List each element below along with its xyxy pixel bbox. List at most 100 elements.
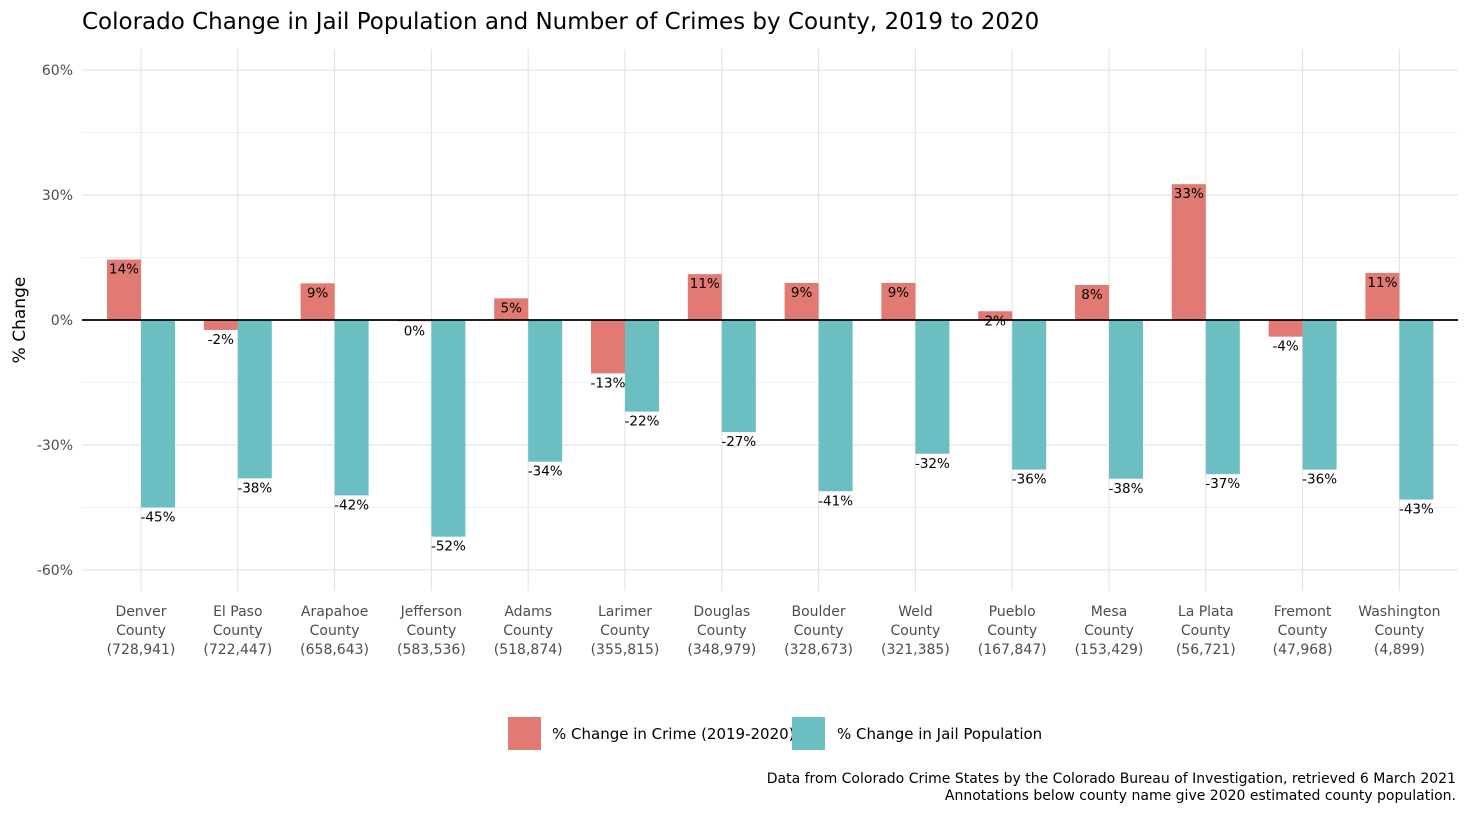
- x-tick-label: El Paso: [213, 604, 262, 620]
- jail-bar: [237, 320, 272, 479]
- jail-value-label: -36%: [1302, 472, 1337, 488]
- x-tick-label: County: [116, 623, 166, 639]
- jail-value-label: -27%: [721, 434, 756, 450]
- jail-value-label: -22%: [625, 414, 660, 430]
- y-tick-label: -30%: [37, 438, 73, 454]
- x-tick-label: Arapahoe: [301, 604, 368, 620]
- y-axis-ticks: 60% 30% 0% -30% -60%: [37, 63, 73, 579]
- x-tick-label: Douglas: [693, 604, 750, 620]
- x-tick-label: Boulder: [791, 604, 845, 620]
- x-tick-label: County: [310, 623, 360, 639]
- x-tick-label: (518,874): [494, 642, 563, 658]
- jail-value-label: -45%: [141, 510, 176, 526]
- chart-title: Colorado Change in Jail Population and N…: [82, 9, 1039, 35]
- crime-value-label: -2%: [208, 332, 234, 348]
- jail-bar: [431, 320, 466, 537]
- jail-value-label: -32%: [915, 456, 950, 472]
- x-tick-label: La Plata: [1178, 604, 1234, 620]
- crime-bar: [300, 283, 335, 320]
- crime-value-label: 2%: [984, 313, 1006, 329]
- x-tick-label: County: [697, 623, 747, 639]
- x-tick-label: Denver: [116, 604, 167, 620]
- caption-line: Annotations below county name give 2020 …: [945, 788, 1456, 804]
- crime-bar: [978, 311, 1013, 320]
- jail-value-label: -38%: [237, 480, 272, 496]
- x-tick-label: (728,941): [107, 642, 176, 658]
- x-tick-label: County: [1181, 623, 1231, 639]
- y-tick-label: 30%: [42, 188, 73, 204]
- crime-bar: [784, 282, 819, 320]
- crime-value-label: 11%: [690, 276, 720, 292]
- x-tick-label: Washington: [1358, 604, 1440, 620]
- x-tick-label: County: [1278, 623, 1328, 639]
- jail-bar: [625, 320, 659, 412]
- crime-bar: [687, 274, 722, 320]
- jail-value-label: -43%: [1399, 502, 1434, 518]
- jail-value-label: -41%: [818, 493, 853, 509]
- jail-bar: [1109, 320, 1143, 479]
- jail-bar: [1012, 320, 1047, 470]
- x-tick-label: (153,429): [1075, 642, 1144, 658]
- x-tick-label: (321,385): [881, 642, 950, 658]
- x-tick-label: (4,899): [1374, 642, 1425, 658]
- x-tick-label: County: [794, 623, 844, 639]
- data-labels: 14% -2% 9% 0% 5% -13% 11% 9% 9% 2% 8% 33% -4% 11% -45%…: [109, 186, 1434, 555]
- jail-bar: [141, 320, 175, 508]
- x-tick-label: County: [503, 623, 553, 639]
- x-tick-label: County: [213, 623, 263, 639]
- jail-value-label: -42%: [334, 497, 369, 513]
- x-tick-label: County: [890, 623, 940, 639]
- crime-bar: [203, 320, 238, 330]
- crime-value-label: 9%: [888, 285, 910, 301]
- crime-bar: [591, 320, 625, 374]
- crime-value-label: 11%: [1367, 275, 1397, 291]
- jail-value-label: -38%: [1109, 481, 1144, 497]
- crime-value-label: -13%: [591, 375, 626, 391]
- x-tick-label: (348,979): [687, 642, 756, 658]
- bars: [107, 184, 1434, 537]
- jail-bar: [334, 320, 369, 496]
- jail-value-label: -34%: [528, 464, 563, 480]
- crime-value-label: 33%: [1174, 186, 1204, 202]
- legend-label: % Change in Crime (2019-2020): [552, 725, 795, 743]
- crime-bar: [107, 259, 141, 320]
- legend-swatch: [792, 717, 825, 750]
- crime-bar: [1268, 320, 1303, 337]
- y-tick-label: 60%: [42, 63, 73, 79]
- x-tick-label: (167,847): [978, 642, 1047, 658]
- y-tick-label: 0%: [51, 313, 73, 329]
- jail-value-label: -37%: [1205, 476, 1240, 492]
- jail-bar: [1399, 320, 1434, 500]
- x-tick-label: (583,536): [397, 642, 466, 658]
- x-tick-label: County: [406, 623, 456, 639]
- caption-line: Data from Colorado Crime States by the C…: [767, 771, 1456, 787]
- y-axis-label: % Change: [10, 277, 30, 364]
- legend: % Change in Crime (2019-2020) % Change in…: [508, 717, 1042, 750]
- x-tick-label: (328,673): [784, 642, 853, 658]
- crime-value-label: 9%: [791, 285, 813, 301]
- x-tick-label: Adams: [504, 604, 552, 620]
- x-tick-label: County: [1084, 623, 1134, 639]
- crime-bar: [1075, 285, 1109, 320]
- x-tick-label: County: [987, 623, 1037, 639]
- jail-bar: [818, 320, 853, 492]
- jail-bar: [1205, 320, 1240, 475]
- x-tick-label: (56,721): [1176, 642, 1236, 658]
- x-tick-label: Mesa: [1091, 604, 1128, 620]
- crime-value-label: 0%: [404, 323, 426, 339]
- legend-label: % Change in Jail Population: [837, 725, 1042, 743]
- crime-bar: [881, 282, 916, 320]
- jail-bar: [1302, 320, 1337, 470]
- jail-bar: [528, 320, 563, 462]
- jail-bar: [915, 320, 950, 454]
- x-tick-label: County: [1374, 623, 1424, 639]
- x-tick-label: (722,447): [203, 642, 272, 658]
- jail-value-label: -52%: [431, 539, 466, 555]
- x-tick-label: Pueblo: [989, 604, 1036, 620]
- crime-bar: [494, 298, 529, 320]
- caption: Data from Colorado Crime States by the C…: [767, 771, 1456, 804]
- x-tick-label: (355,815): [591, 642, 660, 658]
- x-tick-label: Jefferson: [400, 604, 463, 620]
- x-tick-label: (658,643): [300, 642, 369, 658]
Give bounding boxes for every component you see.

• • •

WHAT THE TASK ASKS:
Repeat the items above exactly, starting with the line that contains "- x-tick-label: El Paso: [213, 604, 262, 620]" and going on through the line that contains "- x-tick-label: (153,429): [1075, 642, 1144, 658]".

SOLUTION:
- x-tick-label: El Paso: [213, 604, 262, 620]
- jail-bar: [237, 320, 272, 479]
- jail-value-label: -36%: [1302, 472, 1337, 488]
- x-tick-label: County: [116, 623, 166, 639]
- jail-value-label: -27%: [721, 434, 756, 450]
- jail-value-label: -22%: [625, 414, 660, 430]
- y-tick-label: -30%: [37, 438, 73, 454]
- x-tick-label: Arapahoe: [301, 604, 368, 620]
- y-axis-ticks: 60% 30% 0% -30% -60%: [37, 63, 73, 579]
- x-tick-label: Douglas: [693, 604, 750, 620]
- x-tick-label: Boulder: [791, 604, 845, 620]
- x-tick-label: County: [310, 623, 360, 639]
- x-tick-label: (518,874): [494, 642, 563, 658]
- jail-value-label: -45%: [141, 510, 176, 526]
- chart-title: Colorado Change in Jail Population and N…: [82, 9, 1039, 35]
- crime-value-label: -2%: [208, 332, 234, 348]
- jail-bar: [431, 320, 466, 537]
- jail-value-label: -32%: [915, 456, 950, 472]
- x-tick-label: La Plata: [1178, 604, 1234, 620]
- crime-bar: [300, 283, 335, 320]
- crime-value-label: 2%: [984, 313, 1006, 329]
- x-tick-label: County: [697, 623, 747, 639]
- x-tick-label: Denver: [116, 604, 167, 620]
- caption-line: Annotations below county name give 2020 …: [945, 788, 1456, 804]
- crime-bar: [978, 311, 1013, 320]
- jail-value-label: -38%: [237, 480, 272, 496]
- x-tick-label: (728,941): [107, 642, 176, 658]
- x-tick-label: County: [1181, 623, 1231, 639]
- y-tick-label: 30%: [42, 188, 73, 204]
- crime-bar: [784, 282, 819, 320]
- crime-value-label: 11%: [690, 276, 720, 292]
- x-tick-label: Washington: [1358, 604, 1440, 620]
- x-tick-label: County: [1278, 623, 1328, 639]
- jail-bar: [625, 320, 659, 412]
- crime-bar: [687, 274, 722, 320]
- jail-value-label: -43%: [1399, 502, 1434, 518]
- jail-value-label: -41%: [818, 493, 853, 509]
- jail-bar: [1109, 320, 1143, 479]
- jail-bar: [1012, 320, 1047, 470]
- x-tick-label: (153,429): [1075, 642, 1144, 658]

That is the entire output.